*Exercise requirements:*
Return all lines that include the string "formula".

*Records provided:*
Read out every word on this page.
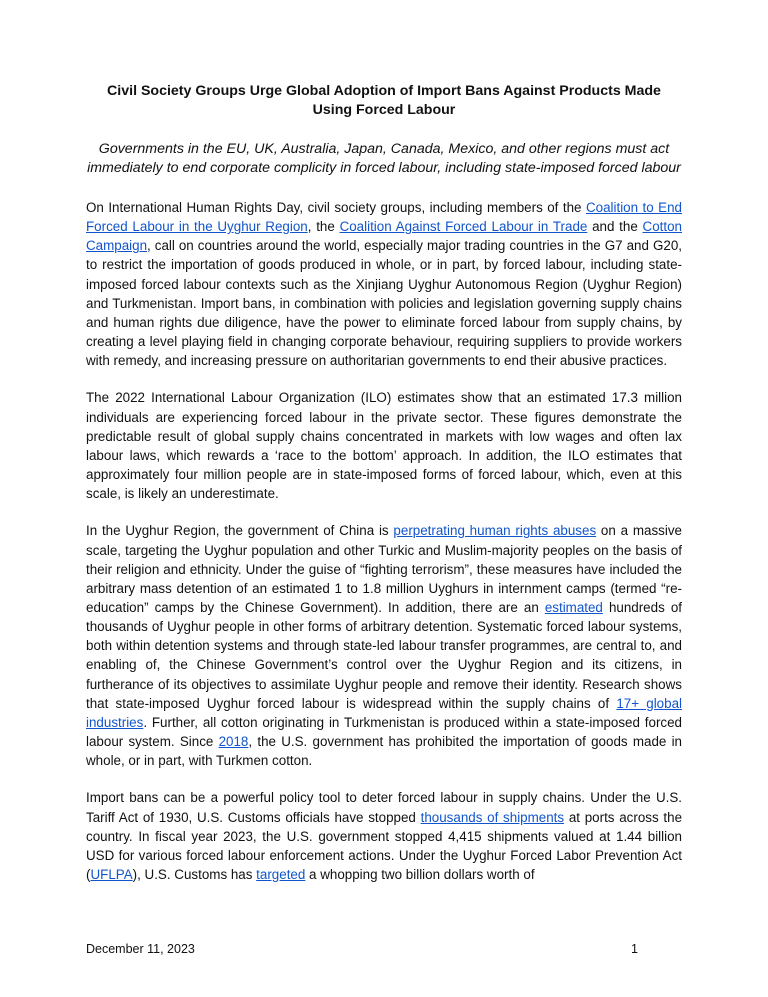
Civil Society Groups Urge Global Adoption of Import Bans Against Products Made Using Forced Labour
Governments in the EU, UK, Australia, Japan, Canada, Mexico, and other regions must act immediately to end corporate complicity in forced labour, including state-imposed forced labour

On International Human Rights Day, civil society groups, including members of the Coalition to End Forced Labour in the Uyghur Region, the Coalition Against Forced Labour in Trade and the Cotton Campaign, call on countries around the world, especially major trading countries in the G7 and G20, to restrict the importation of goods produced in whole, or in part, by forced labour, including state-imposed forced labour contexts such as the Xinjiang Uyghur Autonomous Region (Uyghur Region) and Turkmenistan. Import bans, in combination with policies and legislation governing supply chains and human rights due diligence, have the power to eliminate forced labour from supply chains, by creating a level playing field in changing corporate behaviour, requiring suppliers to provide workers with remedy, and increasing pressure on authoritarian governments to end their abusive practices.

The 2022 International Labour Organization (ILO) estimates show that an estimated 17.3 million individuals are experiencing forced labour in the private sector. These figures demonstrate the predictable result of global supply chains concentrated in markets with low wages and often lax labour laws, which rewards a ‘race to the bottom’ approach. In addition, the ILO estimates that approximately four million people are in state-imposed forms of forced labour, which, even at this scale, is likely an underestimate.

In the Uyghur Region, the government of China is perpetrating human rights abuses on a massive scale, targeting the Uyghur population and other Turkic and Muslim-majority peoples on the basis of their religion and ethnicity. Under the guise of “fighting terrorism”, these measures have included the arbitrary mass detention of an estimated 1 to 1.8 million Uyghurs in internment camps (termed “re-education” camps by the Chinese Government). In addition, there are an estimated hundreds of thousands of Uyghur people in other forms of arbitrary detention. Systematic forced labour systems, both within detention systems and through state-led labour transfer programmes, are central to, and enabling of, the Chinese Government’s control over the Uyghur Region and its citizens, in furtherance of its objectives to assimilate Uyghur people and remove their identity. Research shows that state-imposed Uyghur forced labour is widespread within the supply chains of 17+ global industries. Further, all cotton originating in Turkmenistan is produced within a state-imposed forced labour system. Since 2018, the U.S. government has prohibited the importation of goods made in whole, or in part, with Turkmen cotton.

Import bans can be a powerful policy tool to deter forced labour in supply chains. Under the U.S. Tariff Act of 1930, U.S. Customs officials have stopped thousands of shipments at ports across the country. In fiscal year 2023, the U.S. government stopped 4,415 shipments valued at 1.44 billion USD for various forced labour enforcement actions. Under the Uyghur Forced Labor Prevention Act (UFLPA), U.S. Customs has targeted a whopping two billion dollars worth of

December 11, 2023	1
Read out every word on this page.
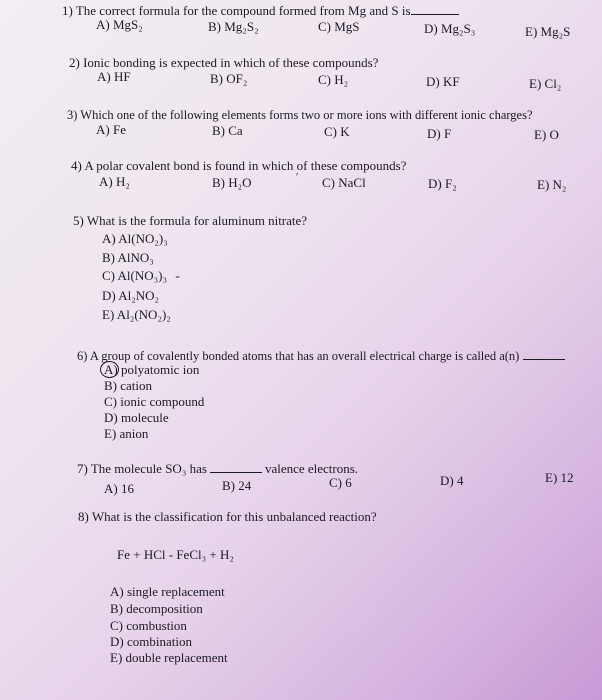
1) The correct formula for the compound formed from Mg and S is
A) MgS₂	B) Mg₂S₂	C) MgS	D) Mg₂S₃	E) Mg₂S
2) Ionic bonding is expected in which of these compounds?
A) HF	B) OF₂	C) H₂	D) KF	E) Cl₂
3) Which one of the following elements forms two or more ions with different ionic charges?
A) Fe	B) Ca	C) K	D) F	E) O
4) A polar covalent bond is found in which of these compounds?
A) H₂	B) H₂O	C) NaCl	D) F₂	E) N₂
′
5) What is the formula for aluminum nitrate?
A) Al(NO₂)₃
B) AlNO₃
C) Al(NO₃)₃ -
D) Al₂NO₂
E) Al₂(NO₂)₂
6) A group of covalently bonded atoms that has an overall electrical charge is called a(n)
A) polyatomic ion
B) cation
C) ionic compound
D) molecule
E) anion
7) The molecule SO₃ has	valence electrons.
A) 16	B) 24	C) 6	D) 4	E) 12
8) What is the classification for this unbalanced reaction?
Fe + HCl - FeCl₃ + H₂
A) single replacement
B) decomposition
C) combustion
D) combination
E) double replacement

*Response:*
1) The correct formula for the compound formed from Mg and S is
5) What is the formula for aluminum nitrate?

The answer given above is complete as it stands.